▶ [TO BE DONE] Copy out each line of the material below that holds the string "JSON".

[Saved data entries]

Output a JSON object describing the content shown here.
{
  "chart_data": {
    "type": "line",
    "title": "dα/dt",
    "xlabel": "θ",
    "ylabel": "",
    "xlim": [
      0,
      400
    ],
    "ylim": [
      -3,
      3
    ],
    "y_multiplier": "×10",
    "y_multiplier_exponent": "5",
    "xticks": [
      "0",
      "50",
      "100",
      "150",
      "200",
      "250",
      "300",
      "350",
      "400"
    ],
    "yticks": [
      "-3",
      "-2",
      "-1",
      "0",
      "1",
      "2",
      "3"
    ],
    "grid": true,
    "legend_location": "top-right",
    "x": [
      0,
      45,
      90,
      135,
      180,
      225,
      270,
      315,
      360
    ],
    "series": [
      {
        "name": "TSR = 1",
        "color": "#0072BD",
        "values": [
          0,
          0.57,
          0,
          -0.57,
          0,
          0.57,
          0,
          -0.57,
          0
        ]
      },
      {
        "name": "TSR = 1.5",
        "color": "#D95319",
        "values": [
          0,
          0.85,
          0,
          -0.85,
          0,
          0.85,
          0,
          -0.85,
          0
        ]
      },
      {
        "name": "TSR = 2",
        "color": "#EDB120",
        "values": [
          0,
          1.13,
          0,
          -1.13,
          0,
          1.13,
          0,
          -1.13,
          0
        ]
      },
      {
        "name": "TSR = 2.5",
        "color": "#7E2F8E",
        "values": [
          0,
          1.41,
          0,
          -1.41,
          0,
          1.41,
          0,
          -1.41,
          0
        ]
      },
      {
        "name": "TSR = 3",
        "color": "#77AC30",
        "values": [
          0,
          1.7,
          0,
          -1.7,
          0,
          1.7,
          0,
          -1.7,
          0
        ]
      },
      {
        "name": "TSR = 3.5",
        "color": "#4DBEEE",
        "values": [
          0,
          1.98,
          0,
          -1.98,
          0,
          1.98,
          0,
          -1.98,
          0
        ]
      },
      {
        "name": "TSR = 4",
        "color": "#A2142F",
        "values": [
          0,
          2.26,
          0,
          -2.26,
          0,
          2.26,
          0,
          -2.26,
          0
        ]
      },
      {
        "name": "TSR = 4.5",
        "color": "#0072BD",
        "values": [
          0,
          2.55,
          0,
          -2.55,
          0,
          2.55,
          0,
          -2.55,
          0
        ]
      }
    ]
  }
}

==

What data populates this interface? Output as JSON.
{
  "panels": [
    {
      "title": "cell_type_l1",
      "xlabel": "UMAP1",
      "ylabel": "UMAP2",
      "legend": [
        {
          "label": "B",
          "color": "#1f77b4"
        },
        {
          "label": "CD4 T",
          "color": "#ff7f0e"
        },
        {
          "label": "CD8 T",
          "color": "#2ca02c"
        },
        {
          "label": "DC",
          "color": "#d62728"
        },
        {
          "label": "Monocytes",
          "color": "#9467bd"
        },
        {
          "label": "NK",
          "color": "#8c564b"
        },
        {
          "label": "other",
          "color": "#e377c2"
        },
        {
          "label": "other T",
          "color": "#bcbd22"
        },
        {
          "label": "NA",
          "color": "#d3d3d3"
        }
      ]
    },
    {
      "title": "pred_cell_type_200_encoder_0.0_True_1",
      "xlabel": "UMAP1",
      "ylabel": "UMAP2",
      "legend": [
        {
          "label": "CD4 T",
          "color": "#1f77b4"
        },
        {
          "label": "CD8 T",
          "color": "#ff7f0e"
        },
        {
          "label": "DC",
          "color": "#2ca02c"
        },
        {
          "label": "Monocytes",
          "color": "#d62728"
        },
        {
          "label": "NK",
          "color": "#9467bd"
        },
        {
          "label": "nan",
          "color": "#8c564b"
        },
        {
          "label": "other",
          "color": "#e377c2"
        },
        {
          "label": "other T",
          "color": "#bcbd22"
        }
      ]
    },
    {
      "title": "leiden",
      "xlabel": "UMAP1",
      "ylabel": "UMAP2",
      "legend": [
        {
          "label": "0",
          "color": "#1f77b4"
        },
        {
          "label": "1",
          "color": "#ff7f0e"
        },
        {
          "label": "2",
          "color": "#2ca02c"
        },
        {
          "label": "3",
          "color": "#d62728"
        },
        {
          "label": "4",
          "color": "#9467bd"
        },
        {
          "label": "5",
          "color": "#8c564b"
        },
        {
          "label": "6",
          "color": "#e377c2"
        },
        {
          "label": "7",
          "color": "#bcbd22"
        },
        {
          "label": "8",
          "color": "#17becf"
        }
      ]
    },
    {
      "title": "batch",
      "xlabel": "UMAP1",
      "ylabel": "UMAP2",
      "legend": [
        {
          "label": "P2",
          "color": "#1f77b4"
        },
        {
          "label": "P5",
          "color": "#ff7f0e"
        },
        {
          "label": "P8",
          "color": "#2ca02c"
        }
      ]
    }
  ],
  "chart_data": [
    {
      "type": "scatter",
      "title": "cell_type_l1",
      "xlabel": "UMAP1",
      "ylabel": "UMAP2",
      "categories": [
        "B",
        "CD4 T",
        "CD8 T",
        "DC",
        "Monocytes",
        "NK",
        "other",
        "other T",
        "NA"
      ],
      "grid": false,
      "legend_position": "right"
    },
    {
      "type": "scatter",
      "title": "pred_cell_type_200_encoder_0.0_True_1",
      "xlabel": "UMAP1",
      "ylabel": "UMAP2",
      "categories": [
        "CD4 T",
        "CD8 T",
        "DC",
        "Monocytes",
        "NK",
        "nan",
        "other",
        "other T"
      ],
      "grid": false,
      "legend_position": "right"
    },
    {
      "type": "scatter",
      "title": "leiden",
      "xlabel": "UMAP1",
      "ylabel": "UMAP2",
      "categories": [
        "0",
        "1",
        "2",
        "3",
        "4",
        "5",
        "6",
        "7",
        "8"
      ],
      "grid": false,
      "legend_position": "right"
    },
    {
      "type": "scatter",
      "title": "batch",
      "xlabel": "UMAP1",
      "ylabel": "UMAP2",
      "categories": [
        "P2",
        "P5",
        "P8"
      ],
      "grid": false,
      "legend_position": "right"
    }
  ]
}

==

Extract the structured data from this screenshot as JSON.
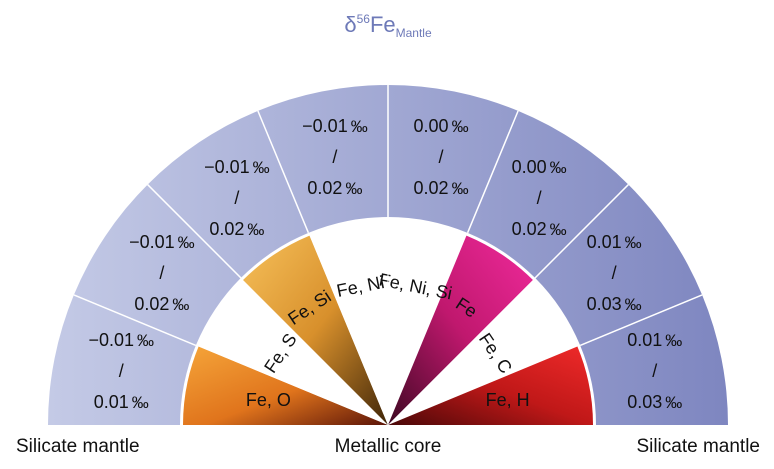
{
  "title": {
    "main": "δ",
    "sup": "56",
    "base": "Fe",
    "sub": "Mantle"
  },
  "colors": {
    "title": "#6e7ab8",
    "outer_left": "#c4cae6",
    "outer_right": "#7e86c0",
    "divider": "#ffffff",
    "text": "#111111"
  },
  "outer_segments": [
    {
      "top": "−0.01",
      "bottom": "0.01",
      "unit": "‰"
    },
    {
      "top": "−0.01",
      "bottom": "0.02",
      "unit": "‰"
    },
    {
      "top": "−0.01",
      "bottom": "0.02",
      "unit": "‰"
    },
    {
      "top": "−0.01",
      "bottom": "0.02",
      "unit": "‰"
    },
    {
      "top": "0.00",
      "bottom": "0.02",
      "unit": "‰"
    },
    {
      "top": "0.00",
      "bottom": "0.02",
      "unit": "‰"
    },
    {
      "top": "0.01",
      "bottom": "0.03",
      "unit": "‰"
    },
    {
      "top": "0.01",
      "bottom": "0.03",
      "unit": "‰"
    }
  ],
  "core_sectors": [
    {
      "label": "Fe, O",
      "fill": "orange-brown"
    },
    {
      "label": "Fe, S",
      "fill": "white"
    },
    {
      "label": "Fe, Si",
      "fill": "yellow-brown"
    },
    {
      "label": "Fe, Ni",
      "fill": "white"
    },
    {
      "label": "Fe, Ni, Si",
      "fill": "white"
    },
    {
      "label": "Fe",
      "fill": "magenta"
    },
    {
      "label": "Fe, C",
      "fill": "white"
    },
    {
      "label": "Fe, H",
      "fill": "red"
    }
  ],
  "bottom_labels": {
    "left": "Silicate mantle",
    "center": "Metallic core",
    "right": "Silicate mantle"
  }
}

▶ [EXERCISE SOLUTION]
Output a JSON object describing the content shown here.
What data populates this interface? Output as JSON.
Extract the structured data from this screenshot as JSON.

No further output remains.